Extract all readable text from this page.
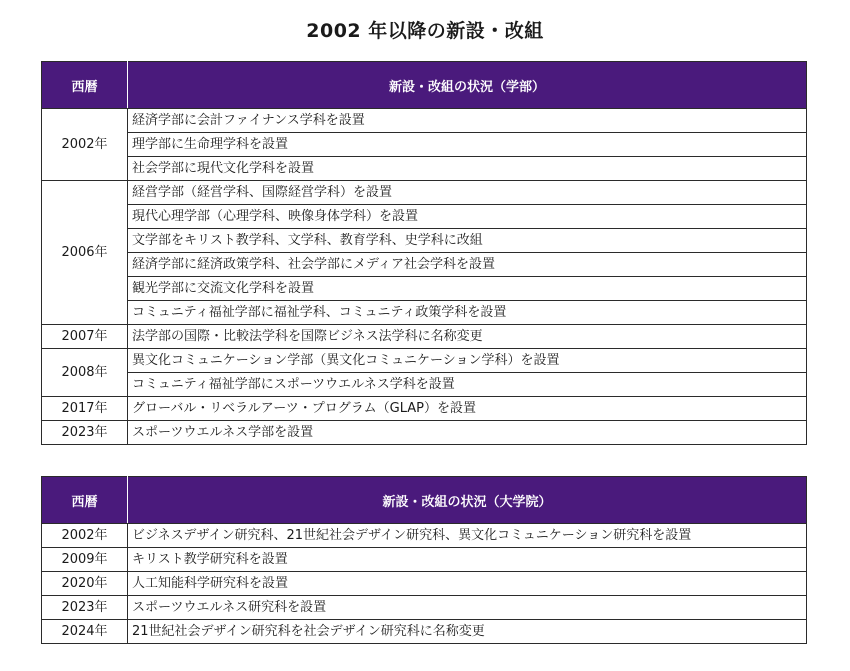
2002 年以降の新設・改組
西暦	新設・改組の状況（学部）
2002年	経済学部に会計ファイナンス学科を設置
	理学部に生命理学科を設置
	社会学部に現代文化学科を設置
2006年	経営学部（経営学科、国際経営学科）を設置
	現代心理学部（心理学科、映像身体学科）を設置
	文学部をキリスト教学科、文学科、教育学科、史学科に改組
	経済学部に経済政策学科、社会学部にメディア社会学科を設置
	観光学部に交流文化学科を設置
	コミュニティ福祉学部に福祉学科、コミュニティ政策学科を設置
2007年	法学部の国際・比較法学科を国際ビジネス法学科に名称変更
2008年	異文化コミュニケーション学部（異文化コミュニケーション学科）を設置
	コミュニティ福祉学部にスポーツウエルネス学科を設置
2017年	グローバル・リベラルアーツ・プログラム（GLAP）を設置
2023年	スポーツウエルネス学部を設置
西暦	新設・改組の状況（大学院）
2002年	ビジネスデザイン研究科、21世紀社会デザイン研究科、異文化コミュニケーション研究科を設置
2009年	キリスト教学研究科を設置
2020年	人工知能科学研究科を設置
2023年	スポーツウエルネス研究科を設置
2024年	21世紀社会デザイン研究科を社会デザイン研究科に名称変更
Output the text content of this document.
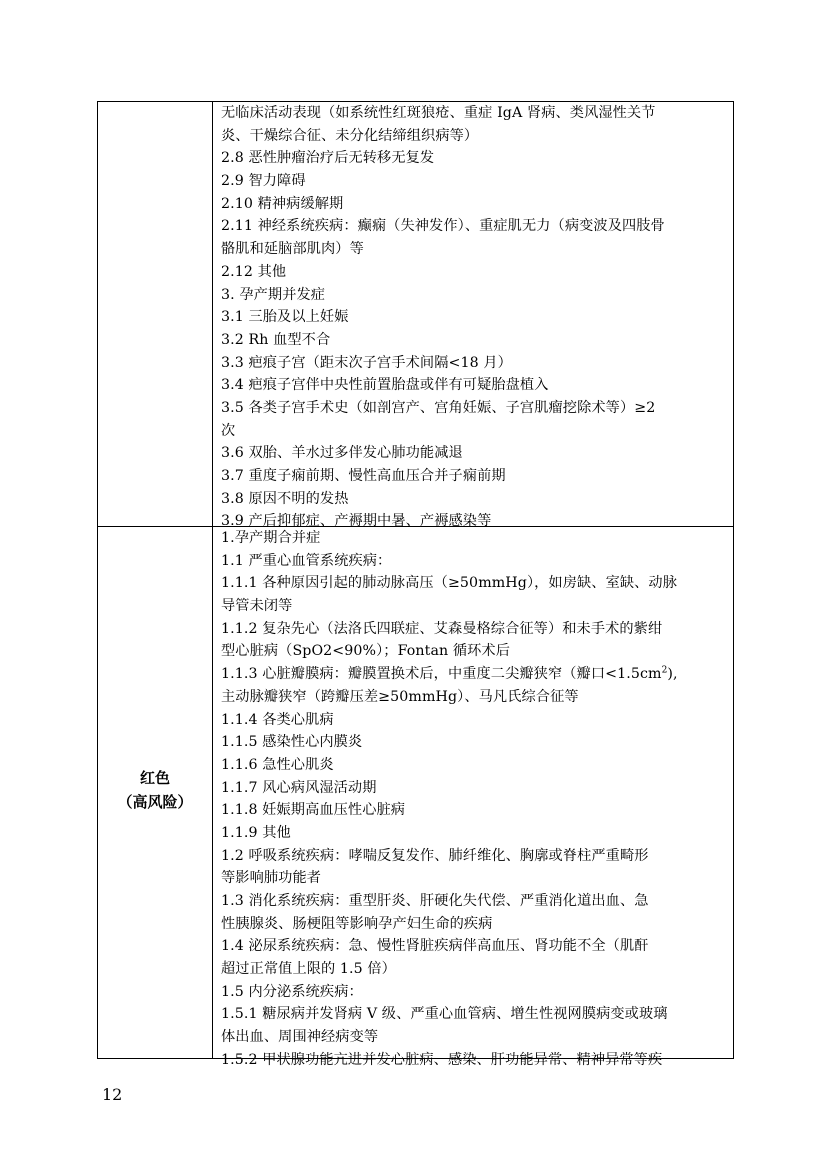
无临床活动表现（如系统性红斑狼疮、重症 IgA 肾病、类风湿性关节
炎、干燥综合征、未分化结缔组织病等）
2.8 恶性肿瘤治疗后无转移无复发
2.9 智力障碍
2.10 精神病缓解期
2.11 神经系统疾病：癫痫（失神发作）、重症肌无力（病变波及四肢骨
骼肌和延脑部肌肉）等
2.12 其他
3. 孕产期并发症
3.1 三胎及以上妊娠
3.2 Rh 血型不合
3.3 疤痕子宫（距末次子宫手术间隔<18 月）
3.4 疤痕子宫伴中央性前置胎盘或伴有可疑胎盘植入
3.5 各类子宫手术史（如剖宫产、宫角妊娠、子宫肌瘤挖除术等）≥2
次
3.6 双胎、羊水过多伴发心肺功能减退
3.7 重度子痫前期、慢性高血压合并子痫前期
3.8 原因不明的发热
3.9 产后抑郁症、产褥期中暑、产褥感染等
红色
（高风险）
1.孕产期合并症
1.1 严重心血管系统疾病：
1.1.1 各种原因引起的肺动脉高压（≥50mmHg），如房缺、室缺、动脉
导管未闭等
1.1.2 复杂先心（法洛氏四联症、艾森曼格综合征等）和未手术的紫绀
型心脏病（SpO2<90%）；Fontan 循环术后
1.1.3 心脏瓣膜病：瓣膜置换术后，中重度二尖瓣狭窄（瓣口$<1.5cm^2$),
主动脉瓣狭窄（跨瓣压差≥50mmHg）、马凡氏综合征等
1.1.4 各类心肌病
1.1.5 感染性心内膜炎
1.1.6 急性心肌炎
1.1.7 风心病风湿活动期
1.1.8 妊娠期高血压性心脏病
1.1.9 其他
1.2 呼吸系统疾病：哮喘反复发作、肺纤维化、胸廓或脊柱严重畸形
等影响肺功能者
1.3 消化系统疾病：重型肝炎、肝硬化失代偿、严重消化道出血、急
性胰腺炎、肠梗阻等影响孕产妇生命的疾病
1.4 泌尿系统疾病：急、慢性肾脏疾病伴高血压、肾功能不全（肌酐
超过正常值上限的 1.5 倍）
1.5 内分泌系统疾病：
1.5.1 糖尿病并发肾病 V 级、严重心血管病、增生性视网膜病变或玻璃
体出血、周围神经病变等
1.5.2 甲状腺功能亢进并发心脏病、感染、肝功能异常、精神异常等疾
12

:::

# SET TASK:
Determine how many lines of the data contain "this" and give nothing but that number.

# RESPONSE:
2